** Start Dataset extract **

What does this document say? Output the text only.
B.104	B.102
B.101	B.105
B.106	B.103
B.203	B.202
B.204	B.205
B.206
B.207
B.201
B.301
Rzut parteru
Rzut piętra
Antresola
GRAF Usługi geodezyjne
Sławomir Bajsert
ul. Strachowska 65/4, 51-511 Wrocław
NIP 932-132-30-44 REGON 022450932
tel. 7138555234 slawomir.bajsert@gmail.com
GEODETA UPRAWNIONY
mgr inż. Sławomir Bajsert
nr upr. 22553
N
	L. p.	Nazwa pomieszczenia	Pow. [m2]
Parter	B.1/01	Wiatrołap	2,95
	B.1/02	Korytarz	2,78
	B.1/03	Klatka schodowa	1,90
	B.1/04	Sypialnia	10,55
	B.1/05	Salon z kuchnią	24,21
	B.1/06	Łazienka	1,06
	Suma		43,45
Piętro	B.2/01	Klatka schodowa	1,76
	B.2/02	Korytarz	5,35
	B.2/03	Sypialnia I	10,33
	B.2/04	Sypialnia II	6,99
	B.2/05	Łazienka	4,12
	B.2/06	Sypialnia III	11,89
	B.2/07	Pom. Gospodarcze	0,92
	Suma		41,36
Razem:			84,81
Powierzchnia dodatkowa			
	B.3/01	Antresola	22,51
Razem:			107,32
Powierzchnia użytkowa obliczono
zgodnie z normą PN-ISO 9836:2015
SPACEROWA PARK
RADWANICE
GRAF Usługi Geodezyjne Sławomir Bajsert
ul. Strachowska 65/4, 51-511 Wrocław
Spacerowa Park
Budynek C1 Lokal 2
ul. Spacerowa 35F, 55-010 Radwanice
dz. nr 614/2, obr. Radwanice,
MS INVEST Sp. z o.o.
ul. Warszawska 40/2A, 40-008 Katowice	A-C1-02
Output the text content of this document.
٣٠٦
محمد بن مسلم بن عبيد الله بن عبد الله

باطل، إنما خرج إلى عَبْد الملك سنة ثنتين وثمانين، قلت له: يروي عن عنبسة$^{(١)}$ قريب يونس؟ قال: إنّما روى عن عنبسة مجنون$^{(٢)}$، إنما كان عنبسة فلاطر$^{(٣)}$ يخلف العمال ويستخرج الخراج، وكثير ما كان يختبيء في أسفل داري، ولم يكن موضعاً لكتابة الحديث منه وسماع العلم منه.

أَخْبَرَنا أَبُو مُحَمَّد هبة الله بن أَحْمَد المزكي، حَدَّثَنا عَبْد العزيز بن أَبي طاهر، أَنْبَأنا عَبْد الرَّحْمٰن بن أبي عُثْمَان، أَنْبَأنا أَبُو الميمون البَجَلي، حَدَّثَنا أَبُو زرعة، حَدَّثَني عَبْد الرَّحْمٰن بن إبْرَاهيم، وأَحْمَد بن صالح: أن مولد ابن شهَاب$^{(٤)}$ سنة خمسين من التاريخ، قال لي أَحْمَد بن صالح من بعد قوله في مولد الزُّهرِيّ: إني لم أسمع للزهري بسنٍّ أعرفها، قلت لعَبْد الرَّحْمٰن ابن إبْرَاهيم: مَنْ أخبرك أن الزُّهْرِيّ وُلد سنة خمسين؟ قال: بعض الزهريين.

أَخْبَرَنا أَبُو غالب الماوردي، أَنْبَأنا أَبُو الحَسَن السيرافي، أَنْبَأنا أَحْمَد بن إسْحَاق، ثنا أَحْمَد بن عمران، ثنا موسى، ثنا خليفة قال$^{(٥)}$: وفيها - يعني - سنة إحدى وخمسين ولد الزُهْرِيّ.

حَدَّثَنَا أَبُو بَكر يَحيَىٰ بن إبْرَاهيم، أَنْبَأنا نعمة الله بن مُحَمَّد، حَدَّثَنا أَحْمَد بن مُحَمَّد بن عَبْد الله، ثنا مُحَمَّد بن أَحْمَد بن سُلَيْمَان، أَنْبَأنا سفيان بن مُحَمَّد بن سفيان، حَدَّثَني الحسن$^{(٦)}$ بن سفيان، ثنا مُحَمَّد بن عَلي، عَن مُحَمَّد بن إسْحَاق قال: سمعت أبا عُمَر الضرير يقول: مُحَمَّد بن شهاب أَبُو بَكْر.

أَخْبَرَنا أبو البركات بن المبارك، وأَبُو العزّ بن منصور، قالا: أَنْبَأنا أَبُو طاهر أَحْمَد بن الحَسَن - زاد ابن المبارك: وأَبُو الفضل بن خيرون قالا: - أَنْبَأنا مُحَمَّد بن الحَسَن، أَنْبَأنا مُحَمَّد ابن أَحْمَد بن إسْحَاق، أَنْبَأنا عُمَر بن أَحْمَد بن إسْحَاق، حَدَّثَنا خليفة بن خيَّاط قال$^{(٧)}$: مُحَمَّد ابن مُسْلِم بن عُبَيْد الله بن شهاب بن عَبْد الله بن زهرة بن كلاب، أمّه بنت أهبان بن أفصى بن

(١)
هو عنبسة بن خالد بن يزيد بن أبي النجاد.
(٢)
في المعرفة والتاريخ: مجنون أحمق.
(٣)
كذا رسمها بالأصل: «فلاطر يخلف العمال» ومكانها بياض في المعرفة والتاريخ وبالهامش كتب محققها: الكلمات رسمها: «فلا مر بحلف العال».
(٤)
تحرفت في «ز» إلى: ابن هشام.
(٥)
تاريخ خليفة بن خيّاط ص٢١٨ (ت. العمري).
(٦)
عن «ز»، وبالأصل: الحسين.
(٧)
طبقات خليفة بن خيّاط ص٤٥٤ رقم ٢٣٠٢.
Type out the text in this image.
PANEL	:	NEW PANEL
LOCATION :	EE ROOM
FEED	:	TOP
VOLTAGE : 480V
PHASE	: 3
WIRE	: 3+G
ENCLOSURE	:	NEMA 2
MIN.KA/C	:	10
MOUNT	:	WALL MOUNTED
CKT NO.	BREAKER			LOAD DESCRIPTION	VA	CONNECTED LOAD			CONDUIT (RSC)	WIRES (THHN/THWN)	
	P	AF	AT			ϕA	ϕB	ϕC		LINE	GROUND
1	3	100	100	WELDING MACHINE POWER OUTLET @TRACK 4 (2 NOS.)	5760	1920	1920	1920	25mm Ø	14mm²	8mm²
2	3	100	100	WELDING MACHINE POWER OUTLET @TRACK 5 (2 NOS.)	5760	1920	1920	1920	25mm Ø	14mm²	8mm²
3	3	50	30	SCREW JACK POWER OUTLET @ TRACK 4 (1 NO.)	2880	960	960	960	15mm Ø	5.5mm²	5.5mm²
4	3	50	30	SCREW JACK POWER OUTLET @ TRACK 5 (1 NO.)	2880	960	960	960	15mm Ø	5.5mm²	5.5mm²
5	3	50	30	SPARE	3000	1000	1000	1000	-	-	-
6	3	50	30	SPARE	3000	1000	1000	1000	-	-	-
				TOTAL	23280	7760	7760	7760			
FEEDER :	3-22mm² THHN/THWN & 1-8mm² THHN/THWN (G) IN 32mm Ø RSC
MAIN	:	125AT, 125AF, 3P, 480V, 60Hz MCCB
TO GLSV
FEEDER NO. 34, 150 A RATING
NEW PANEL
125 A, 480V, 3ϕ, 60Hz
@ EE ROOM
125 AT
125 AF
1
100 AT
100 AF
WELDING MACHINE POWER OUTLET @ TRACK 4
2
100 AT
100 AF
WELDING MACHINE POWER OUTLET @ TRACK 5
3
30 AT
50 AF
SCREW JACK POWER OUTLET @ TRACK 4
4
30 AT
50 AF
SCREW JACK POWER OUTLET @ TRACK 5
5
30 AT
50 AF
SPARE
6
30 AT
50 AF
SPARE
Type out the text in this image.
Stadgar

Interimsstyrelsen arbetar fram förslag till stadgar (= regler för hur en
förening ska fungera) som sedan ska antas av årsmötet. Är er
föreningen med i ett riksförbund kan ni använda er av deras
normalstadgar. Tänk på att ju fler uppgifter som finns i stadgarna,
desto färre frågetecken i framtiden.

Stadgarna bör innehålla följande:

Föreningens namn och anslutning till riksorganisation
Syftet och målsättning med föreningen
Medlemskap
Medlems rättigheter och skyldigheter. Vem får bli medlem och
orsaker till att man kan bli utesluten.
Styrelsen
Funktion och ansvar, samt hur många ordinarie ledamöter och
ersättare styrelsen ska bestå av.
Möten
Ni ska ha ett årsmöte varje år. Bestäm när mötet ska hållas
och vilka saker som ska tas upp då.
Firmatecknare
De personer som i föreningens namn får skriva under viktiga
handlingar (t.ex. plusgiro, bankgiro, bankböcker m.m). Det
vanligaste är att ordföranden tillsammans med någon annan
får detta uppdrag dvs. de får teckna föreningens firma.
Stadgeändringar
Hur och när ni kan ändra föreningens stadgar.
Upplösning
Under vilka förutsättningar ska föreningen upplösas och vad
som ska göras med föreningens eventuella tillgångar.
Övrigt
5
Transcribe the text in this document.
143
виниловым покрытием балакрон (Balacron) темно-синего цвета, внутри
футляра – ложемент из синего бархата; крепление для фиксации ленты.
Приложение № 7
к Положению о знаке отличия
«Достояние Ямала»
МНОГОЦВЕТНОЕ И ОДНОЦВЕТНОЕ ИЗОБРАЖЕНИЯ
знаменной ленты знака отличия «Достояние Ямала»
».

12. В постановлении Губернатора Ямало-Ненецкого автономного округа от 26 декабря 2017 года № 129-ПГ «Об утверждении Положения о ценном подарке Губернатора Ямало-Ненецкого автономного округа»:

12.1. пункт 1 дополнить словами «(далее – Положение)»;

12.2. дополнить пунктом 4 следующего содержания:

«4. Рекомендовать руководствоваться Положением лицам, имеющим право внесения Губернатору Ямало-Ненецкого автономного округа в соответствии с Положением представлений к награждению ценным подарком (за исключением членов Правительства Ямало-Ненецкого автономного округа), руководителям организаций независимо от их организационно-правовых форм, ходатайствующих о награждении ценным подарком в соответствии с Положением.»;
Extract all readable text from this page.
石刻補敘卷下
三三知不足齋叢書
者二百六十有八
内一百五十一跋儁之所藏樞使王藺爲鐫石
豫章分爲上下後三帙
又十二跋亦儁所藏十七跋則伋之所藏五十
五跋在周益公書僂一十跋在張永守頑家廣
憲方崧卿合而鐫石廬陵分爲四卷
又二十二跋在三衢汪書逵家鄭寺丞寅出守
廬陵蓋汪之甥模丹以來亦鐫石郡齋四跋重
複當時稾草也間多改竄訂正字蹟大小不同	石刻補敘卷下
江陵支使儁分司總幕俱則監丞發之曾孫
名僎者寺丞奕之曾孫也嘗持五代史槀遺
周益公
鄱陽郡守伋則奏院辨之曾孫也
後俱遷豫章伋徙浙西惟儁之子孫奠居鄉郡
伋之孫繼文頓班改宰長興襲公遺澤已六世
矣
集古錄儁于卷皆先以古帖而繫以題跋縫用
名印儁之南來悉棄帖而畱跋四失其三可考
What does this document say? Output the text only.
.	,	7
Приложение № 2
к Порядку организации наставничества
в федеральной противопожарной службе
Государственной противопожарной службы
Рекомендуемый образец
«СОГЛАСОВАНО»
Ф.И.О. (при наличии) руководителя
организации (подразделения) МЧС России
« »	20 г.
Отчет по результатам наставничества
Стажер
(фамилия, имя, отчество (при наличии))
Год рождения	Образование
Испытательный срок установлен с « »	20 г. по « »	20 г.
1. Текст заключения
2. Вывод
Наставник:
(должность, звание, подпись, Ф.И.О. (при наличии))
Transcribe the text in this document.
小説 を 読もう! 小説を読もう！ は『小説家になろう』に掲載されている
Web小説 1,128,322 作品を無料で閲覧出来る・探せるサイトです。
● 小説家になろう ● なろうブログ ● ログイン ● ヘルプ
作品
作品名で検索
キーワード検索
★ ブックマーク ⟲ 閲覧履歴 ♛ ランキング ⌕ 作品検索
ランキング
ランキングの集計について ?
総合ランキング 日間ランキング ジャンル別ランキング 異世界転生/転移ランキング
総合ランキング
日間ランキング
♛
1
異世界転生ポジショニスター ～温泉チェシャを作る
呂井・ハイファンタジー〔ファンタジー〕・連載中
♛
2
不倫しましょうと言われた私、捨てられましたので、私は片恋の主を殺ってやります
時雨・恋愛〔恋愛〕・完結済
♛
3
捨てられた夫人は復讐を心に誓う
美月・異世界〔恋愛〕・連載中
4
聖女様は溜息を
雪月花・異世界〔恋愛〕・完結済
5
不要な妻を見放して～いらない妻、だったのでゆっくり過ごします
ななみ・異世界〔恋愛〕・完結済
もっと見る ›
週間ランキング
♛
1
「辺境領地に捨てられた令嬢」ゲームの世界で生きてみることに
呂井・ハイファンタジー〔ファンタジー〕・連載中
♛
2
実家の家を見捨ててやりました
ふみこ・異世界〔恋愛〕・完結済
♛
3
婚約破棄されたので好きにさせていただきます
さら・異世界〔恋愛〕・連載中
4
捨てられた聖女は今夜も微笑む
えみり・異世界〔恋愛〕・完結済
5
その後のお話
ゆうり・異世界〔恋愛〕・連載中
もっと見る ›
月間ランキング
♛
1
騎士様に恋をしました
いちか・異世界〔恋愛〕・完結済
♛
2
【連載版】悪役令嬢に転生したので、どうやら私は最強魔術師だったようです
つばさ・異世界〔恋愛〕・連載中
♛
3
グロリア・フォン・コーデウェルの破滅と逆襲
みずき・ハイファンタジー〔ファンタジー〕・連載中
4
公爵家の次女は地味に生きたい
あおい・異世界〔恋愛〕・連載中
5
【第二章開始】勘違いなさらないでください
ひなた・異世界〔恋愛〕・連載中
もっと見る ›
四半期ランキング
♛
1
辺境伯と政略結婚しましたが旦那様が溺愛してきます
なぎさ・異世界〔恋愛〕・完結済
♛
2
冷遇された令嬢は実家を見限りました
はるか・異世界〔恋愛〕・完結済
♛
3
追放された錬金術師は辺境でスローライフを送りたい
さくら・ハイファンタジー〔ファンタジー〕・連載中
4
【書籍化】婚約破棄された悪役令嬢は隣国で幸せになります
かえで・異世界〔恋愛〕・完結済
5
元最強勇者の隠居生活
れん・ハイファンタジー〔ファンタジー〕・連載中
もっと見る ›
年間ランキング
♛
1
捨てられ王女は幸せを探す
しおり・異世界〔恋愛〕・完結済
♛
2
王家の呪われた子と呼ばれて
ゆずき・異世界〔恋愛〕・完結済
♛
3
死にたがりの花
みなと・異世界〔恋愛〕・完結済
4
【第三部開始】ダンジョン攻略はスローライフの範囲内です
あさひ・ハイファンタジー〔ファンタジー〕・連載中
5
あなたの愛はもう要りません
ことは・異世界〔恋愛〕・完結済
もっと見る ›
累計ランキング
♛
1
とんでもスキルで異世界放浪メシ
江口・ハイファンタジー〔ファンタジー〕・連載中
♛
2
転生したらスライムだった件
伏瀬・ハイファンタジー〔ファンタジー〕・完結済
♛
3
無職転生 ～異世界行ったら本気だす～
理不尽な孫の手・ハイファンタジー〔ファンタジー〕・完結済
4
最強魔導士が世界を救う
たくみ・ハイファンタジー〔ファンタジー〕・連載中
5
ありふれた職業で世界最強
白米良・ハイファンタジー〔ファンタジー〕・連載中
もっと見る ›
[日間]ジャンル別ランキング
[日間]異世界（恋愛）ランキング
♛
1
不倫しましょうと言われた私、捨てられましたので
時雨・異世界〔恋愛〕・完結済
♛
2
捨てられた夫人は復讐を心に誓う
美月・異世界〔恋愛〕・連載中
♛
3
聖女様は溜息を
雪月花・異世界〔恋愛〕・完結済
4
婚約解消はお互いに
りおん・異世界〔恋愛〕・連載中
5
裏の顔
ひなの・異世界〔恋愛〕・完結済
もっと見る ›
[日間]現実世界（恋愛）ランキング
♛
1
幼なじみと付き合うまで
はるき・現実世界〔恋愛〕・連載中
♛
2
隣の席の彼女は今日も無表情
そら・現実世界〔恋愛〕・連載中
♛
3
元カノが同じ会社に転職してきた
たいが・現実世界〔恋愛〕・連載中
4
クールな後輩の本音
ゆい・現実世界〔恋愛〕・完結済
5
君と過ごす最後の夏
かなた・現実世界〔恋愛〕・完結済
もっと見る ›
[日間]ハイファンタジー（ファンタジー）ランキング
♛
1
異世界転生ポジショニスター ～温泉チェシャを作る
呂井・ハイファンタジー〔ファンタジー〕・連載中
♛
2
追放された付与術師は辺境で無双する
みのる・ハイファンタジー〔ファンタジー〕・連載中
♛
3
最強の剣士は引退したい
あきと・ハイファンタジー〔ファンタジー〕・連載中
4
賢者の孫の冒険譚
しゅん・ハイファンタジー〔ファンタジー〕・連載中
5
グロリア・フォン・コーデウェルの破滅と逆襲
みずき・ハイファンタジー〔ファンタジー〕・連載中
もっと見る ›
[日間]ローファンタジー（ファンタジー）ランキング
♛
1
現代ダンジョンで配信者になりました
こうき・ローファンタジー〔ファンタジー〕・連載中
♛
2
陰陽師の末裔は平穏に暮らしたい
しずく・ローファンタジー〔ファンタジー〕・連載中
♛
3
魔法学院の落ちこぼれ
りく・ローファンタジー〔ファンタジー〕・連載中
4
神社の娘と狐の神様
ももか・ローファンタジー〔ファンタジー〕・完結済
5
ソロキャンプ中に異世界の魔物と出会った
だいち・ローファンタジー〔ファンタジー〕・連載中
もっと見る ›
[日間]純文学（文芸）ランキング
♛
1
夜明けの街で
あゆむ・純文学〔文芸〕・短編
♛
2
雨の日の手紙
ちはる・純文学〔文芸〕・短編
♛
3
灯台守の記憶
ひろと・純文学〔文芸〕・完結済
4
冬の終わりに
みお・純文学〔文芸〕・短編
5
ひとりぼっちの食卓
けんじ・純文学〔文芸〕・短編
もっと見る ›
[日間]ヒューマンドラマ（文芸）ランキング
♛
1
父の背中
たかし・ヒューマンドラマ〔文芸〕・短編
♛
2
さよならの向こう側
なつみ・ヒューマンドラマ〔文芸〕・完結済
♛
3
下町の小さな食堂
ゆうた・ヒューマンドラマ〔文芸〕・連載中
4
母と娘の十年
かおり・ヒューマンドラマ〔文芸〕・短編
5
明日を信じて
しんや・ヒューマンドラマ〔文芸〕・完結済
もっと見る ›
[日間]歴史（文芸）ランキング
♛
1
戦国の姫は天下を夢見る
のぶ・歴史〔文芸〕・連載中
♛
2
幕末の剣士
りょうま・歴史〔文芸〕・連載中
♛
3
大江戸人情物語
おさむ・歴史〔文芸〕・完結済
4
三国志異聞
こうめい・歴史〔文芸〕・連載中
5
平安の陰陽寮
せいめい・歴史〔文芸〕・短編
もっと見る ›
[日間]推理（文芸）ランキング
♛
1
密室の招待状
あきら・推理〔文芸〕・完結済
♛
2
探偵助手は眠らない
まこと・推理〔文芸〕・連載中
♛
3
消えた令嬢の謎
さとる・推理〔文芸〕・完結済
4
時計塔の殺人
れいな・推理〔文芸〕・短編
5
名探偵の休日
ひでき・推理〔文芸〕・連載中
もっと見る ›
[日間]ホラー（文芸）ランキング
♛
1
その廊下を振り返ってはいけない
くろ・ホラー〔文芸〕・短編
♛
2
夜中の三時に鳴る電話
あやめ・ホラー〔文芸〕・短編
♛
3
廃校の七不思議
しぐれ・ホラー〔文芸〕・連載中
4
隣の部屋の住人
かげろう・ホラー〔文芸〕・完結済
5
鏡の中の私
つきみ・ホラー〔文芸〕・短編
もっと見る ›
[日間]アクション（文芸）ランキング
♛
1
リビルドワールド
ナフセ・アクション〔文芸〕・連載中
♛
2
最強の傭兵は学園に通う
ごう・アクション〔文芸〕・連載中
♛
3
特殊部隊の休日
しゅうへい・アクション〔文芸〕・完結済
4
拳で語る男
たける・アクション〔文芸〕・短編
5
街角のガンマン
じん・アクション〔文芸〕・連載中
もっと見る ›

** End Dataset extract **

Find the lines with the string "FEEDER" and reproduce them.

FEEDER :	3-22mm² THHN/THWN & 1-8mm² THHN/THWN (G) IN 32mm Ø RSC
FEEDER NO. 34, 150 A RATING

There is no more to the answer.